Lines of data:
________________________
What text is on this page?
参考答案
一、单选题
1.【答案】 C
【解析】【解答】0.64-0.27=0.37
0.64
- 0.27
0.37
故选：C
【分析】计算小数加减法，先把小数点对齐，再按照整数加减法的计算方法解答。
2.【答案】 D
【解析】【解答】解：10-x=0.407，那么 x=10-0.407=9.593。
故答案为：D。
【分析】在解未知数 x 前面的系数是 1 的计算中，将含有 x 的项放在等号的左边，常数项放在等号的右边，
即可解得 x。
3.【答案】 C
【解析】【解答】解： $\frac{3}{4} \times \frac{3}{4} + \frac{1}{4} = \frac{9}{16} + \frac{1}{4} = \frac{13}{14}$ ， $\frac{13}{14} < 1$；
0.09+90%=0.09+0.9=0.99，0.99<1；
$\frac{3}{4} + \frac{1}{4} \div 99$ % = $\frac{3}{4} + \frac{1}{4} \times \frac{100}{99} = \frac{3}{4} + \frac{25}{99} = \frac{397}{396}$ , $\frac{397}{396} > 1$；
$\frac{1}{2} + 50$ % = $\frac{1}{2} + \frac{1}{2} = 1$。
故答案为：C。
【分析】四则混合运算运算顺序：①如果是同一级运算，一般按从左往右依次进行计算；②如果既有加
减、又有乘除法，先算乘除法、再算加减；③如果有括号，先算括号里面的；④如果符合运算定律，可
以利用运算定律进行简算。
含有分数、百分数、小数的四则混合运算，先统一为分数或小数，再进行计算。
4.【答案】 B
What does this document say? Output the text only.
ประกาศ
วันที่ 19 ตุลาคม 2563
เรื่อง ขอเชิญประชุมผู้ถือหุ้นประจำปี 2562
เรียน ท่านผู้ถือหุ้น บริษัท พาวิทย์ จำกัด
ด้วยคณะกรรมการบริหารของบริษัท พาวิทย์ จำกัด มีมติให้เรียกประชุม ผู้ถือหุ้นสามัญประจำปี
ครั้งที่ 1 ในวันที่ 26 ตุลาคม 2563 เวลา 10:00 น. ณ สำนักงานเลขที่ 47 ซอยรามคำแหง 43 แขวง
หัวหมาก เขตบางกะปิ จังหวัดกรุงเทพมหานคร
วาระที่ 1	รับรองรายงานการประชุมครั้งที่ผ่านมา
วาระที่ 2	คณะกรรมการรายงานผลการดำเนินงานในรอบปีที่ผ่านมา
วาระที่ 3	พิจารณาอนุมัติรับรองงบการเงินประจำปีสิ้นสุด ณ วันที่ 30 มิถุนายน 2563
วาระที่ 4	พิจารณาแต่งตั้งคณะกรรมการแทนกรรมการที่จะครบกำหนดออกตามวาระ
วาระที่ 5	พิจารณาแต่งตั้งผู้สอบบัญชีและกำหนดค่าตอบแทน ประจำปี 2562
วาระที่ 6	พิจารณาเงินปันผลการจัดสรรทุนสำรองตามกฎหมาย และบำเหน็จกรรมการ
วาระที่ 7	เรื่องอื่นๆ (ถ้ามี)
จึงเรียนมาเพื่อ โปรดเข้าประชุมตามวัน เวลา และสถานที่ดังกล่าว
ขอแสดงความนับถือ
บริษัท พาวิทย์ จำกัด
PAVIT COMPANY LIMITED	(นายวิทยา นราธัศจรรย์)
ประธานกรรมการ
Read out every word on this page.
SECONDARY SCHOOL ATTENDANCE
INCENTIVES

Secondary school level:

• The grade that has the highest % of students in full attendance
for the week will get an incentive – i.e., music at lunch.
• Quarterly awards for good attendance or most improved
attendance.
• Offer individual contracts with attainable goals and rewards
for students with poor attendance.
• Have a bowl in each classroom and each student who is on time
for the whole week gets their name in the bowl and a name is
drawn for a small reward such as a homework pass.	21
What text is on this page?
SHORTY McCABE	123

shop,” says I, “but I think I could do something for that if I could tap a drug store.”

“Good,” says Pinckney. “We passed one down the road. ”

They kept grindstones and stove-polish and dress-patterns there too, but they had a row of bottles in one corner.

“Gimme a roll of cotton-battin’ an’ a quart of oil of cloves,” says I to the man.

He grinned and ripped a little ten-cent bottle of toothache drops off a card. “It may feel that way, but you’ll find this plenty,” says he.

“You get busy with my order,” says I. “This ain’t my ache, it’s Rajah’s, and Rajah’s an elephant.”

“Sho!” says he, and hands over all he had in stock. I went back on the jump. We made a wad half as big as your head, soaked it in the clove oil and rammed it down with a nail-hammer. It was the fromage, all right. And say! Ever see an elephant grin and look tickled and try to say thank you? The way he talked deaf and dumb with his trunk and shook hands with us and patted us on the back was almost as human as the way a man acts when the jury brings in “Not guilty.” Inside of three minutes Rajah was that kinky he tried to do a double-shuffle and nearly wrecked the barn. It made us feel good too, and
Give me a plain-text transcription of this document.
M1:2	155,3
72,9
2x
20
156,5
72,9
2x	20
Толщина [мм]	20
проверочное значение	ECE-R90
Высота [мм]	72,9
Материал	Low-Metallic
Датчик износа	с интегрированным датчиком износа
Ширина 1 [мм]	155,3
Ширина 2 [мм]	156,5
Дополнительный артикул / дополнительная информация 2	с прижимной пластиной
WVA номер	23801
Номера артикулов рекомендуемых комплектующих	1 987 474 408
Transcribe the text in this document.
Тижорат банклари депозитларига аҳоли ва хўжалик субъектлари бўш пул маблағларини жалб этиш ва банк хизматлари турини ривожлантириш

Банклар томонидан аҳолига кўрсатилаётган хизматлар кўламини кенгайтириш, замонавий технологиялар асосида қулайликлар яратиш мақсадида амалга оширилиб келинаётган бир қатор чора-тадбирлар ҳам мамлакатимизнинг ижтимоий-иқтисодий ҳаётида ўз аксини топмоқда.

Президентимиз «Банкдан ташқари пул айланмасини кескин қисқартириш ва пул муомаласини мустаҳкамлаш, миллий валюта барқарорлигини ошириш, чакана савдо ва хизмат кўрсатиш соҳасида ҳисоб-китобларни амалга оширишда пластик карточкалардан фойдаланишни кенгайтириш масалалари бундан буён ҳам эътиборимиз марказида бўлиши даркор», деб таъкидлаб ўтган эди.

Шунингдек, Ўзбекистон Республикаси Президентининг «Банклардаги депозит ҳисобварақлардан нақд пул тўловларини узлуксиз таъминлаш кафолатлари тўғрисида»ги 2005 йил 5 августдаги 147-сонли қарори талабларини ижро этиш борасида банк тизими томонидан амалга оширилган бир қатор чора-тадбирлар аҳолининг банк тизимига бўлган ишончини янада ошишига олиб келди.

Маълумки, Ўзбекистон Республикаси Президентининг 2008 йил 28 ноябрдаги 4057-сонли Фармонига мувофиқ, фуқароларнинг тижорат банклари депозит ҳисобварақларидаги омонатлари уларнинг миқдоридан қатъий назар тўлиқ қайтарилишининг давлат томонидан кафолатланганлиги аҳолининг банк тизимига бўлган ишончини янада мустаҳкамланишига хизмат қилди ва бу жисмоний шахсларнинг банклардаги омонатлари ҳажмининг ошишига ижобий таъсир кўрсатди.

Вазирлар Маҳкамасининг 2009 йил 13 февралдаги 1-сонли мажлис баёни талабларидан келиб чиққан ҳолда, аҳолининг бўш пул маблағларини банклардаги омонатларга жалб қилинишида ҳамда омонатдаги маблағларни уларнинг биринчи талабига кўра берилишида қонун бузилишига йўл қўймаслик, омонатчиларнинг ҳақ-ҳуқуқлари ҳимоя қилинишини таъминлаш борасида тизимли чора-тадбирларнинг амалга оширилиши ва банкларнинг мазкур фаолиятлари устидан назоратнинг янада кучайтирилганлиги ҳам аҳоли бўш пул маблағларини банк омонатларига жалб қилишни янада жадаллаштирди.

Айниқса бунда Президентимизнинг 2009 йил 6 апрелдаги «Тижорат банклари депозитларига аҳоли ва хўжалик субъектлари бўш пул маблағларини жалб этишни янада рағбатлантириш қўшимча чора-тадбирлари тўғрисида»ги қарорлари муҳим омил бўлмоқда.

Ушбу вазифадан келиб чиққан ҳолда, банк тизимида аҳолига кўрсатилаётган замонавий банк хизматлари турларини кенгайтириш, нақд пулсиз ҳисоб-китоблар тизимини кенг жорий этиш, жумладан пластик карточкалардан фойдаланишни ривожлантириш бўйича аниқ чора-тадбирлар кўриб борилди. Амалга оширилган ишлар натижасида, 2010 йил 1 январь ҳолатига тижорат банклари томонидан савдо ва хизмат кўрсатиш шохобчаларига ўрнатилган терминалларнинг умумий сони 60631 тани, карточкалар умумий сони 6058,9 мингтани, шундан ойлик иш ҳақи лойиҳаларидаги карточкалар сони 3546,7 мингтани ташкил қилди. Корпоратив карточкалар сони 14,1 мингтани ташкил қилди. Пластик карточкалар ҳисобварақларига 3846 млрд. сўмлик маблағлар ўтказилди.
________________________
Required task: Every line that holds the string "ишончини" should be returned.

Solution to the problem:
Шунингдек, Ўзбекистон Республикаси Президентининг «Банклардаги депозит ҳисобварақлардан нақд пул тўловларини узлуксиз таъминлаш кафолатлари тўғрисида»ги 2005 йил 5 августдаги 147-сонли қарори талабларини ижро этиш борасида банк тизими томонидан амалга оширилган бир қатор чора-тадбирлар аҳолининг банк тизимига бўлган ишончини янада ошишига олиб келди.
Маълумки, Ўзбекистон Республикаси Президентининг 2008 йил 28 ноябрдаги 4057-сонли Фармонига мувофиқ, фуқароларнинг тижорат банклари депозит ҳисобварақларидаги омонатлари уларнинг миқдоридан қатъий назар тўлиқ қайтарилишининг давлат томонидан кафолатланганлиги аҳолининг банк тизимига бўлган ишончини янада мустаҳкамланишига хизмат қилди ва бу жисмоний шахсларнинг банклардаги омонатлари ҳажмининг ошишига ижобий таъсир кўрсатди.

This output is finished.